Task directions:
Retype all of the data exactly as given.

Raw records

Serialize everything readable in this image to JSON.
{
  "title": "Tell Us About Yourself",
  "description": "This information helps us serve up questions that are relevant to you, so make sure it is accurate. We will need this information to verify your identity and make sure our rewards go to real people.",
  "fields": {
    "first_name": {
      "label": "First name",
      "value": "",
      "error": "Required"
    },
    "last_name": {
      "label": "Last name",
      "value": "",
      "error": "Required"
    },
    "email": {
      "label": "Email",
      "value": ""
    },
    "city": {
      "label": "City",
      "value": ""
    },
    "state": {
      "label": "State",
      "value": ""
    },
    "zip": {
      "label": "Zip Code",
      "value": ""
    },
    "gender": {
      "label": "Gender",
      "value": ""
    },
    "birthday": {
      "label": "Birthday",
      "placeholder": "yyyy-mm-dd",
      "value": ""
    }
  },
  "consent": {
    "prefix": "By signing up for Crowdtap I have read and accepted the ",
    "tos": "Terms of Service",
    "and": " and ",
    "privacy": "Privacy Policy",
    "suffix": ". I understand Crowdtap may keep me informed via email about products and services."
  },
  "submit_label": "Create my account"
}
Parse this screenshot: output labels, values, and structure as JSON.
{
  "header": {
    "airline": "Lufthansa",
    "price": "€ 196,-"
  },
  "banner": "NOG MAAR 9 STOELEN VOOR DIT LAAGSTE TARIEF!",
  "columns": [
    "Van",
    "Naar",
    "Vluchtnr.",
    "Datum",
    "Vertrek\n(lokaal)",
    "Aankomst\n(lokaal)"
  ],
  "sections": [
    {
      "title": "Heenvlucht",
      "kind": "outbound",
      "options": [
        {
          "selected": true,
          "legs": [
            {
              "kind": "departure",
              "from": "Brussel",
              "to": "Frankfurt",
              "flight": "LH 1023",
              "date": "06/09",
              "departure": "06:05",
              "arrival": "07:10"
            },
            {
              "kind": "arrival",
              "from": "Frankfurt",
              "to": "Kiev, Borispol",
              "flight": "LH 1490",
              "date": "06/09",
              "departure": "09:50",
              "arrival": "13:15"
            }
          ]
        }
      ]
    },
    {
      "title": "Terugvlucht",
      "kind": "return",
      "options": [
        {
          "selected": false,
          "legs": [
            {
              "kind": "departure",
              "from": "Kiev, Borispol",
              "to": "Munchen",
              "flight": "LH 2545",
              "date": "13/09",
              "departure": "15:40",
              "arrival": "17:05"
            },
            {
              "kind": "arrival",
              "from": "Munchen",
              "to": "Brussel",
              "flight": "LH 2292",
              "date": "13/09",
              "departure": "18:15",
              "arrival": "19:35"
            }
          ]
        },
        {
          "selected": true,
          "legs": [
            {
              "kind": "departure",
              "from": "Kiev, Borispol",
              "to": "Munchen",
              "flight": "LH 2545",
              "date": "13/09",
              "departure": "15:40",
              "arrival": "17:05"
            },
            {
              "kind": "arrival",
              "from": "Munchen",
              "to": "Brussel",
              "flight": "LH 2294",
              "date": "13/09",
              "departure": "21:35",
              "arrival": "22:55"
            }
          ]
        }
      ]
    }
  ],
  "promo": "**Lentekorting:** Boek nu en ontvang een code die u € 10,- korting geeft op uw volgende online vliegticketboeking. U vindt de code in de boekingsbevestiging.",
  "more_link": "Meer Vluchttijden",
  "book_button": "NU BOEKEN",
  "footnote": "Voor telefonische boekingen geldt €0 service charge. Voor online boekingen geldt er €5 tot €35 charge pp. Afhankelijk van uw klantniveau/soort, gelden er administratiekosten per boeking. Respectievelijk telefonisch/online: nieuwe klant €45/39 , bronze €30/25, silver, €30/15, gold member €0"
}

Correct output:
Serialize everything readable in this image to JSON.
{
  "title": "Tell Us About Yourself",
  "description": "This information helps us serve up questions that are relevant to you, so make sure it is accurate. We will need this information to verify your identity and make sure our rewards go to real people.",
  "fields": {
    "first_name": {
      "label": "First name",
      "value": "",
      "error": "Required"
    },
    "last_name": {
      "label": "Last name",
      "value": "",
      "error": "Required"
    },
    "email": {
      "label": "Email",
      "value": ""
    },
    "city": {
      "label": "City",
      "value": ""
    },
    "state": {
      "label": "State",
      "value": ""
    },
    "zip": {
      "label": "Zip Code",
      "value": ""
    },
    "gender": {
      "label": "Gender",
      "value": ""
    },
    "birthday": {
      "label": "Birthday",
      "placeholder": "yyyy-mm-dd",
      "value": ""
    }
  },
  "consent": {
    "prefix": "By signing up for Crowdtap I have read and accepted the ",
    "tos": "Terms of Service",
    "and": " and ",
    "privacy": "Privacy Policy",
    "suffix": ". I understand Crowdtap may keep me informed via email about products and services."
  },
  "submit_label": "Create my account"
}
Parse this screenshot: output labels, values, and structure as JSON.
{
  "header": {
    "airline": "Lufthansa",
    "price": "€ 196,-"
  },
  "banner": "NOG MAAR 9 STOELEN VOOR DIT LAAGSTE TARIEF!",
  "columns": [
    "Van",
    "Naar",
    "Vluchtnr.",
    "Datum",
    "Vertrek\n(lokaal)",
    "Aankomst\n(lokaal)"
  ],
  "sections": [
    {
      "title": "Heenvlucht",
      "kind": "outbound",
      "options": [
        {
          "selected": true,
          "legs": [
            {
              "kind": "departure",
              "from": "Brussel",
              "to": "Frankfurt",
              "flight": "LH 1023",
              "date": "06/09",
              "departure": "06:05",
              "arrival": "07:10"
            },
            {
              "kind": "arrival",
              "from": "Frankfurt",
              "to": "Kiev, Borispol",
              "flight": "LH 1490",
              "date": "06/09",
              "departure": "09:50",
              "arrival": "13:15"
            }
          ]
        }
      ]
    },
    {
      "title": "Terugvlucht",
      "kind": "return",
      "options": [
        {
          "selected": false,
          "legs": [
            {
              "kind": "departure",
              "from": "Kiev, Borispol",
              "to": "Munchen",
              "flight": "LH 2545",
              "date": "13/09",
              "departure": "15:40",
              "arrival": "17:05"
            },
            {
              "kind": "arrival",
              "from": "Munchen",
              "to": "Brussel",
              "flight": "LH 2292",
              "date": "13/09",
              "departure": "18:15",
              "arrival": "19:35"
            }
          ]
        },
        {
          "selected": true,
          "legs": [
            {
              "kind": "departure",
              "from": "Kiev, Borispol",
              "to": "Munchen",
              "flight": "LH 2545",
              "date": "13/09",
              "departure": "15:40",
              "arrival": "17:05"
            },
            {
              "kind": "arrival",
              "from": "Munchen",
              "to": "Brussel",
              "flight": "LH 2294",
              "date": "13/09",
              "departure": "21:35",
              "arrival": "22:55"
            }
          ]
        }
      ]
    }
  ],
  "promo": "**Lentekorting:** Boek nu en ontvang een code die u € 10,- korting geeft op uw volgende online vliegticketboeking. U vindt de code in de boekingsbevestiging.",
  "more_link": "Meer Vluchttijden",
  "book_button": "NU BOEKEN",
  "footnote": "Voor telefonische boekingen geldt €0 service charge. Voor online boekingen geldt er €5 tot €35 charge pp. Afhankelijk van uw klantniveau/soort, gelden er administratiekosten per boeking. Respectievelijk telefonisch/online: nieuwe klant €45/39 , bronze €30/25, silver, €30/15, gold member €0"
}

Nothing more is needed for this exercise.